Stated task 1 -
Answer these questions about the forum thread on the Spurs roster:
(a) What contract terms did Fabricio Oberto sign with the Spurs?
(b) What grade does carlos710 give?
(c) Which teams does different_13 name as the favorites to land Grant Hill?
Stated task 2 -
Shorten the paragraph in the Spurs roster thread that starts "LineOFire's Grade: B", keeping its main points.
Stated task 3 -
Resume the forum thread about the Spurs roster after its final post.

═══ Selected passage ═══

# Looks like the roster is pretty much set



## LineOFire (Apr 20, 2004)

No Grant Hill, no Gerald Wallace, no Scola, no Splitter, no Nocioni. It looks like the Spurs won't be making any big summer moves this year.

Michael Finley decides not to opt out his contract.
Fabricio Oberto decides to opt out but signs a new deal with Spurs (3 years, $10.5 million)
Jacque Vaughn re-signs with the Spurs for the minimum (2 years, $2.5 million)
Matt Bonner re-signs with the Spurs (3 years, $9 million)
According to the Express-News, Melvin Ely is expected to sign a deal with another team. Maybe the last roster spot can be used for Marcus Williams. How do you guys grade the front office activity this summer?

LineOFire's Grade: B - This is a championship team so you can't expect many personnel changes. We could have gotten a little more youthful but I think R.C. did a good job not overpaying for anybody.


----------



## TheRoc5 (Mar 1, 2005)

I wouldnt be so sure, there are still lots of rumors and talks about a Sign and Trade with Nocioni. The offseason has just started so we got a while to see.


----------



## carlos710 (Jun 13, 2002)

F

9 million is too much money for someone like Bonner. You dont pay 9 million for a player that wont even play most of the time.

Vaughn is garbage. They should have signed eddie house or someone like him. Make a run for darko or grant hill.


----------



## different_13 (Aug 30, 2005)

If Darko didn't play on the Pistons, why would he play on the Spurs?
Besides, he wants big(ish) money, and minutes.

Hill, that'd be a good idea, though aren't Detroit and Phoenix the favorites to land him?

═══ Dataset entries ═══

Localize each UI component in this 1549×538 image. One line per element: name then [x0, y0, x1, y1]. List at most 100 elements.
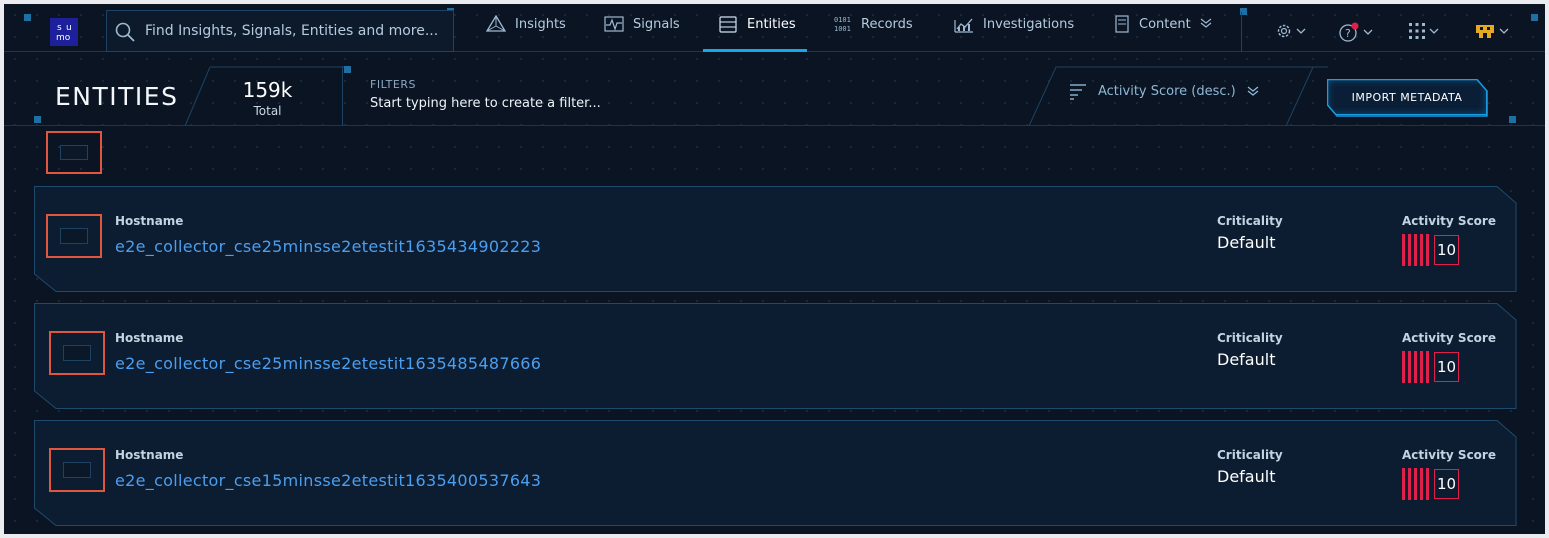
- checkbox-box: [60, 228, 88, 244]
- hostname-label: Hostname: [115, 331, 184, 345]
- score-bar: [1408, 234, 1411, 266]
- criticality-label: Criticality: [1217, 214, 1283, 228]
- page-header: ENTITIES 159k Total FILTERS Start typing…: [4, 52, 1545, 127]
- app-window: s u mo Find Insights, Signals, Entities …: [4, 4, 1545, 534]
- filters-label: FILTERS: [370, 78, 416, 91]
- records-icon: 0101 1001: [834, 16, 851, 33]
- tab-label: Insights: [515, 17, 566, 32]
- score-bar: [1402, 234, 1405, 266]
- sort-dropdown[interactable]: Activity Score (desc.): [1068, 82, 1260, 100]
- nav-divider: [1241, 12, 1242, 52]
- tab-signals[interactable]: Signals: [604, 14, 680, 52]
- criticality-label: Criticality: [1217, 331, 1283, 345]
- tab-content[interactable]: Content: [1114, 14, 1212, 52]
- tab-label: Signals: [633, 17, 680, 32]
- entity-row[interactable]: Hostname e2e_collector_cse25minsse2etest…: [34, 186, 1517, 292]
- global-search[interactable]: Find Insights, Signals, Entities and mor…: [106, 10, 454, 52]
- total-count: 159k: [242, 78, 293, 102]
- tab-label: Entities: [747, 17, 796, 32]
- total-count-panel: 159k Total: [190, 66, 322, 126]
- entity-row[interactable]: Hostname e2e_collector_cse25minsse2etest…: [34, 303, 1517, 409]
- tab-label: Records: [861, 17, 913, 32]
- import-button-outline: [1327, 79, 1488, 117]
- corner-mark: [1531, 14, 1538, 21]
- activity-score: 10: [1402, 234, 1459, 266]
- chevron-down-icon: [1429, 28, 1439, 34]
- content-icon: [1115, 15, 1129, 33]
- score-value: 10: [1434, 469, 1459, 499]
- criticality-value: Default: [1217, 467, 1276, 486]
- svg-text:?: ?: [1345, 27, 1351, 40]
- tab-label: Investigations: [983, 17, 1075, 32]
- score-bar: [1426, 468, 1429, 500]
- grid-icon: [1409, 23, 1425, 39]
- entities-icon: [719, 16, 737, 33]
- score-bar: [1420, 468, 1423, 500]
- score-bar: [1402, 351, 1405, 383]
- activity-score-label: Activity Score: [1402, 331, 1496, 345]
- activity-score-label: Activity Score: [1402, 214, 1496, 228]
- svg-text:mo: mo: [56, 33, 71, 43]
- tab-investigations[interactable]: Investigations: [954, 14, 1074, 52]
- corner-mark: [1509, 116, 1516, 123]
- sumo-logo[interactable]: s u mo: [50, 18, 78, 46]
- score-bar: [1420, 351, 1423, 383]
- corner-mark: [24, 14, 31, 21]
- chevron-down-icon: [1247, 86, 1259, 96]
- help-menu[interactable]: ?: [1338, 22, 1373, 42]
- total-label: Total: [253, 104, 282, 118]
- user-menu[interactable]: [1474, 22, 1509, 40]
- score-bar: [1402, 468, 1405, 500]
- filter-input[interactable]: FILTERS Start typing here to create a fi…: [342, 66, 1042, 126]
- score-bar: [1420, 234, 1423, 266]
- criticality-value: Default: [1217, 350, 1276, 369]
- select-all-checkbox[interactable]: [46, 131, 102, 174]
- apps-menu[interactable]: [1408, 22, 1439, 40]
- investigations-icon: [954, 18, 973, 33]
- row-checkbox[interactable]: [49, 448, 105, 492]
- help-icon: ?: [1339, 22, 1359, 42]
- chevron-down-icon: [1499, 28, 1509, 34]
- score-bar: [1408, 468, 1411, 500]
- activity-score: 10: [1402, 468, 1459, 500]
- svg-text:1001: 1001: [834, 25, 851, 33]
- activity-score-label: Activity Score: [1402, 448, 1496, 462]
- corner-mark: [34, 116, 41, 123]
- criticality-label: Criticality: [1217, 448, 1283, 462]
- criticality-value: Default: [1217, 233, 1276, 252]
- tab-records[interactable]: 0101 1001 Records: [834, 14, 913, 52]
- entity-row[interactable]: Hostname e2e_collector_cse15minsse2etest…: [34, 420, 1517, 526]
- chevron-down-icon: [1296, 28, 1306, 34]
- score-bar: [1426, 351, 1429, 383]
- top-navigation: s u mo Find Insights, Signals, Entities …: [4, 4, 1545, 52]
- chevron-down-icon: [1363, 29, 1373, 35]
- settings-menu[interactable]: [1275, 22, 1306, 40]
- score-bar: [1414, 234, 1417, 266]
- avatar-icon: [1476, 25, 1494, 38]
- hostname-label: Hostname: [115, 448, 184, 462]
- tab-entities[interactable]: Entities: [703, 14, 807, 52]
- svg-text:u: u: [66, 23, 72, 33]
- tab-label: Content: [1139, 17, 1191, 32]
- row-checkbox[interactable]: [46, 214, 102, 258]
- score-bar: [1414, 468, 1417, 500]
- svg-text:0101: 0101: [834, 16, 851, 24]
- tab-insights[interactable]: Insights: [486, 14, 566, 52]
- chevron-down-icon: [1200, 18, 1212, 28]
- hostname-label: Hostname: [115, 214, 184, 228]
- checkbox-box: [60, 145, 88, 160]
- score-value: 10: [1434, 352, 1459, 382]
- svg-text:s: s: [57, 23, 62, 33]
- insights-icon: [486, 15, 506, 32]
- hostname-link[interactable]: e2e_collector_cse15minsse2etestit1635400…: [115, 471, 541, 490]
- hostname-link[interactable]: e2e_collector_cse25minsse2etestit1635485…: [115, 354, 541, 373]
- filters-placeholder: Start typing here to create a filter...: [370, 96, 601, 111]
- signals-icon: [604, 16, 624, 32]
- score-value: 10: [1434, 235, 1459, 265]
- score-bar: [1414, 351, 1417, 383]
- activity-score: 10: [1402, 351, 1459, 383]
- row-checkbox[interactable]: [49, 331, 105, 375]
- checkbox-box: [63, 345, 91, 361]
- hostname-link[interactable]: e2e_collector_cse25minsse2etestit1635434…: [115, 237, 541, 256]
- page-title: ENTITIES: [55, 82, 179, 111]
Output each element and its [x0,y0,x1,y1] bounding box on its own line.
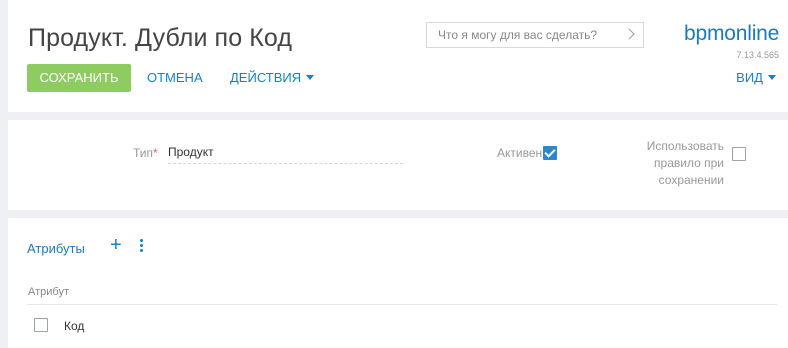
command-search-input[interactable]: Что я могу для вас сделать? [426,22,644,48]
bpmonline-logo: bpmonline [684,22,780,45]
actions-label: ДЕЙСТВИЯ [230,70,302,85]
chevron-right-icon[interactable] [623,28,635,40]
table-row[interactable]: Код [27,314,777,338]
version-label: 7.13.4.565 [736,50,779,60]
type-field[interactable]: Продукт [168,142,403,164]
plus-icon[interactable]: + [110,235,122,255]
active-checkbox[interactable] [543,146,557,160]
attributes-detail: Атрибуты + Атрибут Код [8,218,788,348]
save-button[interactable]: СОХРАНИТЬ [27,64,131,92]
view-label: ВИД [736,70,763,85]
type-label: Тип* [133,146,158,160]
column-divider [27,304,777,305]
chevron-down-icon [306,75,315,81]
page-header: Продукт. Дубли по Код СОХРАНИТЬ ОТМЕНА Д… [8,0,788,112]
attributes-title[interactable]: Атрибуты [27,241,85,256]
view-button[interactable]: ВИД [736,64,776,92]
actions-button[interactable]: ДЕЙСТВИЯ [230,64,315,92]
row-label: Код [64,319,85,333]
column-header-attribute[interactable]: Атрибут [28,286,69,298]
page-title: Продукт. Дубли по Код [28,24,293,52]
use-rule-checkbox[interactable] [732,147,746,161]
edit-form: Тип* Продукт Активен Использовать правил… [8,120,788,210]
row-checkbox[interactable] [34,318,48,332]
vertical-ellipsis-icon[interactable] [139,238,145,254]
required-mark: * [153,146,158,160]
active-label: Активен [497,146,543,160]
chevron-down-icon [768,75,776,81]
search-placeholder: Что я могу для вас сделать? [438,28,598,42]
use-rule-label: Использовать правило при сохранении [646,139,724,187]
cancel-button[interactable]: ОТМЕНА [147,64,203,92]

═══

Exercise result 1 -
(a) 3 years, $10.5 million
(b) F
(c) Detroit and Phoenix

Exercise result 2 -
LineOFire gives a B. A championship team can't be expected to make many personnel changes. The team could have gotten younger, but R.C. did well not to overpay anyone.

Exercise result 3 -
----------



## LineOFire (Apr 20, 2004)

TheRoc5 said:


> I wouldnt be so sure, there are still lots of rumors and talks about a Sign and Trade with Nocioni. The offseason has just started so we got a while to see.


I did jump the gun on this thread. I don't see a sign and trade for Noc happening this year.


carlos710 said:


> F
> 
> 9 million is too much money for someone like Bonner. You dont pay 9 million for a player that wont even play most of the time.
> 
> Vaughn is garbage. They should have signed eddie house or someone like him. Make a run for darko or grant hill.


Bonner is getting slightly overpaid but considering some of the other contracts this summer I think that's pretty good. 7 or 8 million probably would have been a better deal. Vaughn struggles hitting the open jumpers but he does a good job on defense and hustles his *** off. I haven't seen anything spectacular that Eddie House does that Vaughn can't (besides being younger).


different_13 said:


> If Darko didn't play on the Pistons, why would he play on the Spurs?
> Besides, he wants big(ish) money, and minutes.
> 
> Hill, that'd be a good idea, though aren't Detroit and Phoenix the favorites to land him?


Grant Hill would be a great fit here. It looks like his first choice is Phoenix right now though.


----------



## TheRoc5 (Mar 1, 2005)

Oh I heard Grant Hill will make up his mind on where he wants to go at the end of this week.


----------



## FreeMason Jr. (Jul 12, 2004)

If the spurs don't make any adjustments I'll say it now, they're not winning the championship next year.


That said, get Nocioni! :curse:


----------



## TiMVP2 (Jun 19, 2003)

Nocioni will be fine, HOWEVER we don't need any huge changes if it aint broke dont fix it.


----------



## different_13 (Aug 30, 2005)

When you think about it though, doesn't Nocioni bring a lot of the same things that Horry does?
A forward who can shoot, play D, etc..

Where/when would he play?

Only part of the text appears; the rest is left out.